### DATA SUPPLIED
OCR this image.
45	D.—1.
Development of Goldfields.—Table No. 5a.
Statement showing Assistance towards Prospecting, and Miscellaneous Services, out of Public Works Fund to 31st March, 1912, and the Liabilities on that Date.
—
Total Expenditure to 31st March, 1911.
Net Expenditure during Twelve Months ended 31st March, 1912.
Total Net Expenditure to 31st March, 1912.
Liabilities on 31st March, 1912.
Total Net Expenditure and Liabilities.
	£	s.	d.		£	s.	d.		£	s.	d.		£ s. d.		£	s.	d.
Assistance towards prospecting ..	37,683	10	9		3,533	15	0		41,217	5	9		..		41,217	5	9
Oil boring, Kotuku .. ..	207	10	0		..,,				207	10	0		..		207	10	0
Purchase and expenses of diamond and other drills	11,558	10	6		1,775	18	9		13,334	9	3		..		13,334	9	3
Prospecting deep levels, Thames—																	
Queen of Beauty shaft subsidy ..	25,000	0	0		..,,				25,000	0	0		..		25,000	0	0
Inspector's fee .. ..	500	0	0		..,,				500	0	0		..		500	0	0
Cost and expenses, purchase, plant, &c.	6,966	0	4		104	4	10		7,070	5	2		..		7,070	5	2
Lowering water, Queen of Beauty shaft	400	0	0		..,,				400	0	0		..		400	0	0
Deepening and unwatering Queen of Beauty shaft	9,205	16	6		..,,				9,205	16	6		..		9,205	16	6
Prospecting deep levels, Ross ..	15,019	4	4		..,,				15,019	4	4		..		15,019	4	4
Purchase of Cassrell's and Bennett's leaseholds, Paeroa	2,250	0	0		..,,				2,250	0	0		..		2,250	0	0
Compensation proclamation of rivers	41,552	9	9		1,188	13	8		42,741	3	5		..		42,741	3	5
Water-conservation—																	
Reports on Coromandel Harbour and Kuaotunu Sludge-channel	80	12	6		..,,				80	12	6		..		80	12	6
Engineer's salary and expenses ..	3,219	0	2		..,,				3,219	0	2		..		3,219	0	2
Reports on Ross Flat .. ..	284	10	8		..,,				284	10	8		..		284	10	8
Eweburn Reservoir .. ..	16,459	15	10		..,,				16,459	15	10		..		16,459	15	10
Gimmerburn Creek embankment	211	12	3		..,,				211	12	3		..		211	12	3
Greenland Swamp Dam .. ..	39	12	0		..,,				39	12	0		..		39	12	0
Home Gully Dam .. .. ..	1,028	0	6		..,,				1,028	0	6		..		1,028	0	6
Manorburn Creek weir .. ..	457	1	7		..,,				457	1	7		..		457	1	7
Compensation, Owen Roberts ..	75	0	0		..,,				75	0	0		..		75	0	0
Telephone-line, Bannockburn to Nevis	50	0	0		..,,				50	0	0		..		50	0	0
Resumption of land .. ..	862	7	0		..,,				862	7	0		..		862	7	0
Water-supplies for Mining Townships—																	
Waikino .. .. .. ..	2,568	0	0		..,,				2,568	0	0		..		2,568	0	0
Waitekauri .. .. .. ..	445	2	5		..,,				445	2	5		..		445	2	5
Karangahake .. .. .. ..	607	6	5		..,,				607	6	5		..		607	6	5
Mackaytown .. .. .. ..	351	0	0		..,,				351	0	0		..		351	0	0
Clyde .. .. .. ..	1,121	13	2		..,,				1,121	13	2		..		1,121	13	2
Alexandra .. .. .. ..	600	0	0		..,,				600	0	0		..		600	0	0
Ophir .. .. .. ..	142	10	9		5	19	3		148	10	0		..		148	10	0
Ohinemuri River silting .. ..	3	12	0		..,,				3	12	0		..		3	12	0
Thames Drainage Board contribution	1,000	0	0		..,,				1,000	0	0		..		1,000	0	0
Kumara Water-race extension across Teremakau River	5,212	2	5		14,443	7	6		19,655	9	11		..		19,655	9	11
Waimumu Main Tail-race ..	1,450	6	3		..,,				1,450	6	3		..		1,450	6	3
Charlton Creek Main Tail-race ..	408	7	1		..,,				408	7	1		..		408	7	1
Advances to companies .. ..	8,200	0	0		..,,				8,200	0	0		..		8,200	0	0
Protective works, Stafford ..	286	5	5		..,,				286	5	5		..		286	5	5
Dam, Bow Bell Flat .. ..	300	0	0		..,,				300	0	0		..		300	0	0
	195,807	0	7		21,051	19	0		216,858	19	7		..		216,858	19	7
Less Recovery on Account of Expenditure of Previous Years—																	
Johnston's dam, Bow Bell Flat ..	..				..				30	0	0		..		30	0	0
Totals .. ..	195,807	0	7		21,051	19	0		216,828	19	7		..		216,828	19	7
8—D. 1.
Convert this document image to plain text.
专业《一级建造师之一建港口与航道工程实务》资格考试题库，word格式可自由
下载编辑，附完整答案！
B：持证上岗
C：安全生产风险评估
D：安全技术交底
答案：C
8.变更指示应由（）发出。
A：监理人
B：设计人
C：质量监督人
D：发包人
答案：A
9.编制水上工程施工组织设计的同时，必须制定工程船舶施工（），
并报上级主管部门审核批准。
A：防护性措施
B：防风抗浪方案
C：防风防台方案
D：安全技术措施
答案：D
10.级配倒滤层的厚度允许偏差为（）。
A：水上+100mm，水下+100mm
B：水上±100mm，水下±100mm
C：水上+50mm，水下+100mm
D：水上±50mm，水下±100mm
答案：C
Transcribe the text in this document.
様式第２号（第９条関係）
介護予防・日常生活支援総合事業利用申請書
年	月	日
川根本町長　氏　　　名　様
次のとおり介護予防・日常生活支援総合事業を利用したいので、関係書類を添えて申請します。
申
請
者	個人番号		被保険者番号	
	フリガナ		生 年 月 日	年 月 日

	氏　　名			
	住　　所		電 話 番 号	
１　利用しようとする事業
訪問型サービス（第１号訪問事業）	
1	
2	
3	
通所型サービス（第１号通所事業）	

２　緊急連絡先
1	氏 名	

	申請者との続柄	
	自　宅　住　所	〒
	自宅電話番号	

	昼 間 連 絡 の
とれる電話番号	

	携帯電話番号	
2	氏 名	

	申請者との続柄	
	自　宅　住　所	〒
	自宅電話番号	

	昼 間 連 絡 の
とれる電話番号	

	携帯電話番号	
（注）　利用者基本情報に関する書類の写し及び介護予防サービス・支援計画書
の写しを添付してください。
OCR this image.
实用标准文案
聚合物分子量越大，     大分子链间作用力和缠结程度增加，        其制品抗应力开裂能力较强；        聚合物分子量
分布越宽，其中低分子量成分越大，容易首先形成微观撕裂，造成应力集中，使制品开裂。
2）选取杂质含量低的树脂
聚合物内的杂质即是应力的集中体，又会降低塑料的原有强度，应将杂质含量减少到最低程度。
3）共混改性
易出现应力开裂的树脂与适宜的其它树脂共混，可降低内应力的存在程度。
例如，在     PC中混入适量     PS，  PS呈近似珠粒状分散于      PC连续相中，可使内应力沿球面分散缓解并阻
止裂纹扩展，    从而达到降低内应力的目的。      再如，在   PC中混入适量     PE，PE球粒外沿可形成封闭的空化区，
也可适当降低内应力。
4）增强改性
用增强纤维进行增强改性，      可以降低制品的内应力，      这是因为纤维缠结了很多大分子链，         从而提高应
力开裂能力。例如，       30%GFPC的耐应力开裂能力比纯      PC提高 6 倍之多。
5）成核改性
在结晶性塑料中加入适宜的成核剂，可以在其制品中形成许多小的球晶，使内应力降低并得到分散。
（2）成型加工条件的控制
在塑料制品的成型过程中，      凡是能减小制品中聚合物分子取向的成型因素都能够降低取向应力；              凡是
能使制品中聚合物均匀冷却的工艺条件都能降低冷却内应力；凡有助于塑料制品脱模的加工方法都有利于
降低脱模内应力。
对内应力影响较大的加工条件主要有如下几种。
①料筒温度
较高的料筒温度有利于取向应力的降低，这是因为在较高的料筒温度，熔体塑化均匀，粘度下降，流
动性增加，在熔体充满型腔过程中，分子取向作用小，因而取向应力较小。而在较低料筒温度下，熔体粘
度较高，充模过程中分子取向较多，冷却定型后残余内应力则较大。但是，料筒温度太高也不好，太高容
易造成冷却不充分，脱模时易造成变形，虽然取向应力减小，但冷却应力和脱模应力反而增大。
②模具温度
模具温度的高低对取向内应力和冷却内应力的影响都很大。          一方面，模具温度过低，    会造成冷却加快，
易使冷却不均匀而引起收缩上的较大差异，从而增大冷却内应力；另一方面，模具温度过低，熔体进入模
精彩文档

### EXERCISE REQUIREMENTS
Check all the records above and select each line where the string "this" is found.

### TASK OUTPUT
OCR this image.
Convert this document image to plain text.
Transcribe the text in this document.
OCR this image.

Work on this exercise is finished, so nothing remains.